PROBLEM: Images are excluded; otherwise, output every record exactly.

###

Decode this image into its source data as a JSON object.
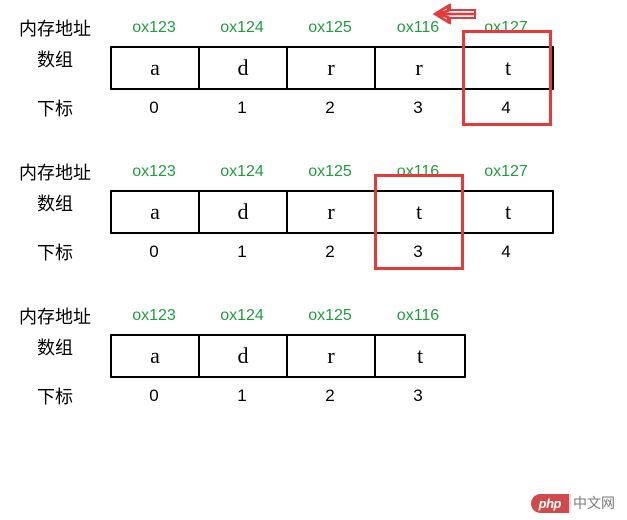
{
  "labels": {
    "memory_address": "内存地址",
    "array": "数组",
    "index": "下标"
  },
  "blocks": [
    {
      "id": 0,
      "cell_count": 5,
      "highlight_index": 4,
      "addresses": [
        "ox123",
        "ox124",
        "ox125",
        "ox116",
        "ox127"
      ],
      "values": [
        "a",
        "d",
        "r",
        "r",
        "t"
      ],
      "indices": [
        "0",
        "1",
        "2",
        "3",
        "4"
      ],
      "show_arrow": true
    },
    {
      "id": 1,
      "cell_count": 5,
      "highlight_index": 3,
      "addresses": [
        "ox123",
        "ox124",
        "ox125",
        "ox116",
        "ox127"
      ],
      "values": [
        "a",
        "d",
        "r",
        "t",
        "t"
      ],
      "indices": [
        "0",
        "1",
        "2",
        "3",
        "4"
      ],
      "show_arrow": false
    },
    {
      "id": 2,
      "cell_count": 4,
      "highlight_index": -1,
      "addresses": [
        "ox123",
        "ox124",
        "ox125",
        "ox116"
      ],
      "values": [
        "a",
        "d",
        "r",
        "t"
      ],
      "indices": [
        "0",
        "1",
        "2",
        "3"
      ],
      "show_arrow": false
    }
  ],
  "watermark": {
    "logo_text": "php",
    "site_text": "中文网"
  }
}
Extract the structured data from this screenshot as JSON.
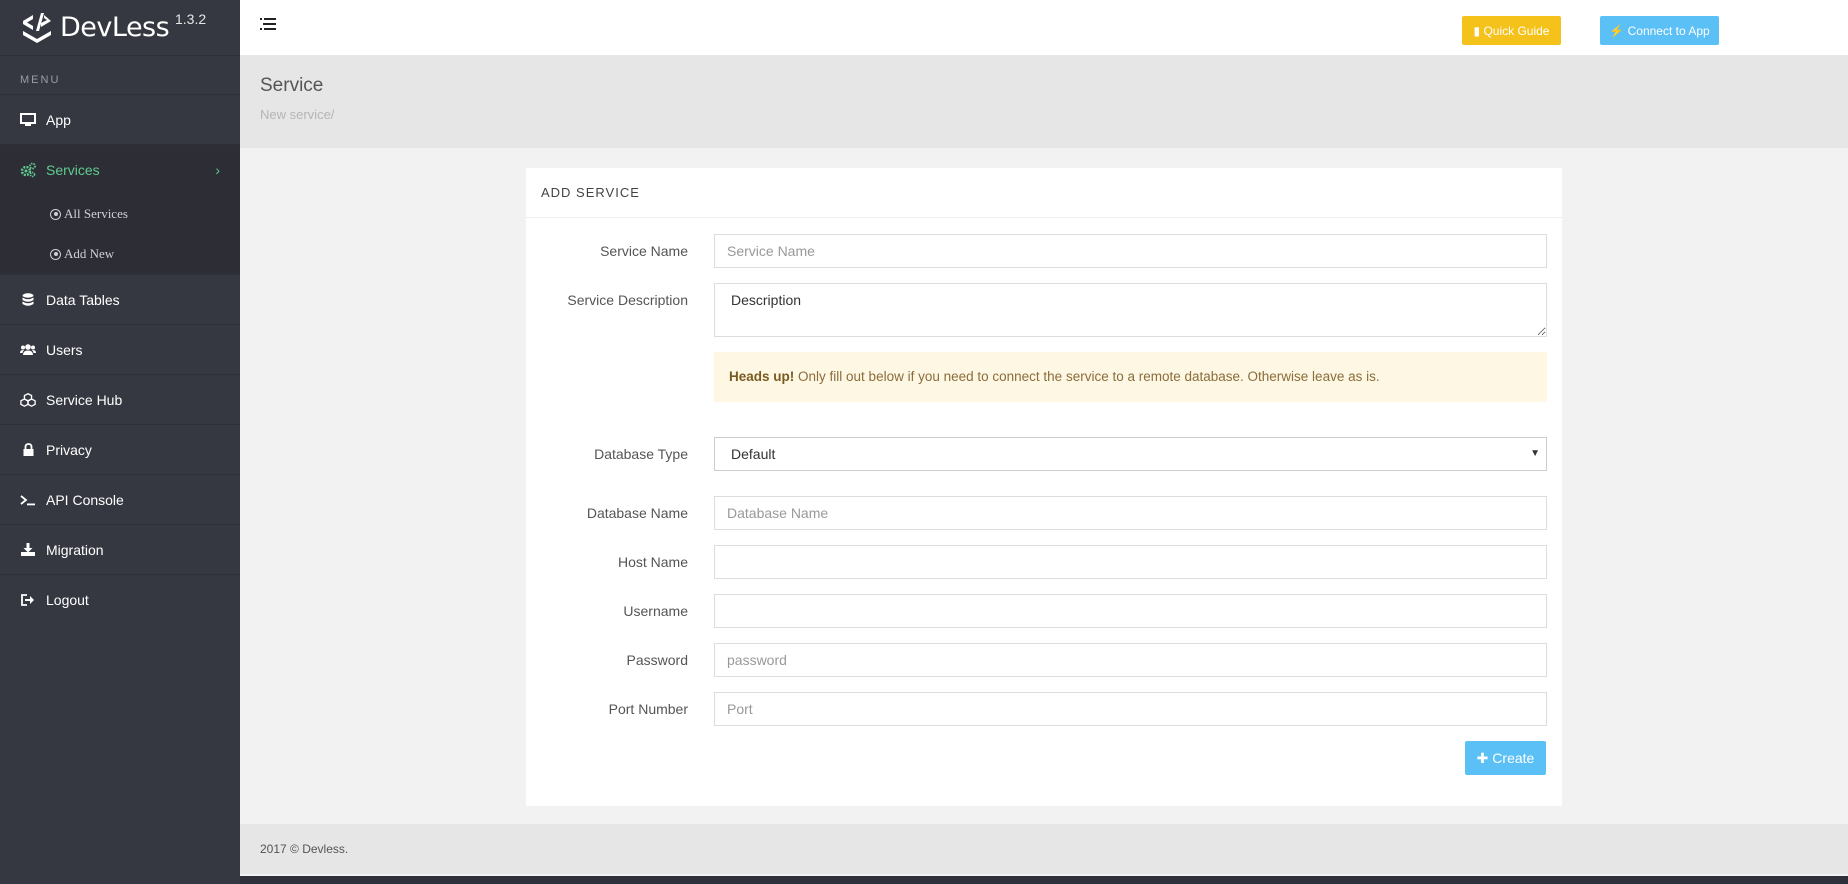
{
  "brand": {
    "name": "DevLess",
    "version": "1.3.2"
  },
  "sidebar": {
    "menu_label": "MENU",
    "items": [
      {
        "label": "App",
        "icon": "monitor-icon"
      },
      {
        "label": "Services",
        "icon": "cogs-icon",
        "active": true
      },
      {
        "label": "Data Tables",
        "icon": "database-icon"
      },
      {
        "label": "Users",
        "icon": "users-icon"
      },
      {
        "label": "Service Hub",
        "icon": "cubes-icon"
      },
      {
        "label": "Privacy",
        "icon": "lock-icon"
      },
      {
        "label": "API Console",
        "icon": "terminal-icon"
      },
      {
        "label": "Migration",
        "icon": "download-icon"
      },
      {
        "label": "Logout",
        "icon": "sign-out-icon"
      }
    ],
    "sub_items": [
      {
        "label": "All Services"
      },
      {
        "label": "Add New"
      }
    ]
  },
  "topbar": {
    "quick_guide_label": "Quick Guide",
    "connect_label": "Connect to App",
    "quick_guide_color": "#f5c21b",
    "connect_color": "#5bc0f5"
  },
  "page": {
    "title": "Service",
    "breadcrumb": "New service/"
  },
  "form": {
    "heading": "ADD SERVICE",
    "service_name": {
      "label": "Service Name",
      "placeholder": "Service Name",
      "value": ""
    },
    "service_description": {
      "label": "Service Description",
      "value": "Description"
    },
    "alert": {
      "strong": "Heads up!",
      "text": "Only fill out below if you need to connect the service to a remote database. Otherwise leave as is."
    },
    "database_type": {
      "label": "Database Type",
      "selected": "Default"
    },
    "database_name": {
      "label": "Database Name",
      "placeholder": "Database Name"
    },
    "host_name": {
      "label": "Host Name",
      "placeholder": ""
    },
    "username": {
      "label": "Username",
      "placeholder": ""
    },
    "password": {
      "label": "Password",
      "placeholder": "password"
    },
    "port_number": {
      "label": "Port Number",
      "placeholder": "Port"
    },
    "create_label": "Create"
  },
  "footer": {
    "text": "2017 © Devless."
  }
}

###

FULL SOLUTION:
Decode this image into its source data as a JSON object.
{
  "labels": {
    "memory_address": "内存地址",
    "array": "数组",
    "index": "下标"
  },
  "blocks": [
    {
      "id": 0,
      "cell_count": 5,
      "highlight_index": 4,
      "addresses": [
        "ox123",
        "ox124",
        "ox125",
        "ox116",
        "ox127"
      ],
      "values": [
        "a",
        "d",
        "r",
        "r",
        "t"
      ],
      "indices": [
        "0",
        "1",
        "2",
        "3",
        "4"
      ],
      "show_arrow": true
    },
    {
      "id": 1,
      "cell_count": 5,
      "highlight_index": 3,
      "addresses": [
        "ox123",
        "ox124",
        "ox125",
        "ox116",
        "ox127"
      ],
      "values": [
        "a",
        "d",
        "r",
        "t",
        "t"
      ],
      "indices": [
        "0",
        "1",
        "2",
        "3",
        "4"
      ],
      "show_arrow": false
    },
    {
      "id": 2,
      "cell_count": 4,
      "highlight_index": -1,
      "addresses": [
        "ox123",
        "ox124",
        "ox125",
        "ox116"
      ],
      "values": [
        "a",
        "d",
        "r",
        "t"
      ],
      "indices": [
        "0",
        "1",
        "2",
        "3"
      ],
      "show_arrow": false
    }
  ],
  "watermark": {
    "logo_text": "php",
    "site_text": "中文网"
  }
}
Extract the structured data from this screenshot as JSON.
{
  "brand": {
    "name": "DevLess",
    "version": "1.3.2"
  },
  "sidebar": {
    "menu_label": "MENU",
    "items": [
      {
        "label": "App",
        "icon": "monitor-icon"
      },
      {
        "label": "Services",
        "icon": "cogs-icon",
        "active": true
      },
      {
        "label": "Data Tables",
        "icon": "database-icon"
      },
      {
        "label": "Users",
        "icon": "users-icon"
      },
      {
        "label": "Service Hub",
        "icon": "cubes-icon"
      },
      {
        "label": "Privacy",
        "icon": "lock-icon"
      },
      {
        "label": "API Console",
        "icon": "terminal-icon"
      },
      {
        "label": "Migration",
        "icon": "download-icon"
      },
      {
        "label": "Logout",
        "icon": "sign-out-icon"
      }
    ],
    "sub_items": [
      {
        "label": "All Services"
      },
      {
        "label": "Add New"
      }
    ]
  },
  "topbar": {
    "quick_guide_label": "Quick Guide",
    "connect_label": "Connect to App",
    "quick_guide_color": "#f5c21b",
    "connect_color": "#5bc0f5"
  },
  "page": {
    "title": "Service",
    "breadcrumb": "New service/"
  },
  "form": {
    "heading": "ADD SERVICE",
    "service_name": {
      "label": "Service Name",
      "placeholder": "Service Name",
      "value": ""
    },
    "service_description": {
      "label": "Service Description",
      "value": "Description"
    },
    "alert": {
      "strong": "Heads up!",
      "text": "Only fill out below if you need to connect the service to a remote database. Otherwise leave as is."
    },
    "database_type": {
      "label": "Database Type",
      "selected": "Default"
    },
    "database_name": {
      "label": "Database Name",
      "placeholder": "Database Name"
    },
    "host_name": {
      "label": "Host Name",
      "placeholder": ""
    },
    "username": {
      "label": "Username",
      "placeholder": ""
    },
    "password": {
      "label": "Password",
      "placeholder": "password"
    },
    "port_number": {
      "label": "Port Number",
      "placeholder": "Port"
    },
    "create_label": "Create"
  },
  "footer": {
    "text": "2017 © Devless."
  }
}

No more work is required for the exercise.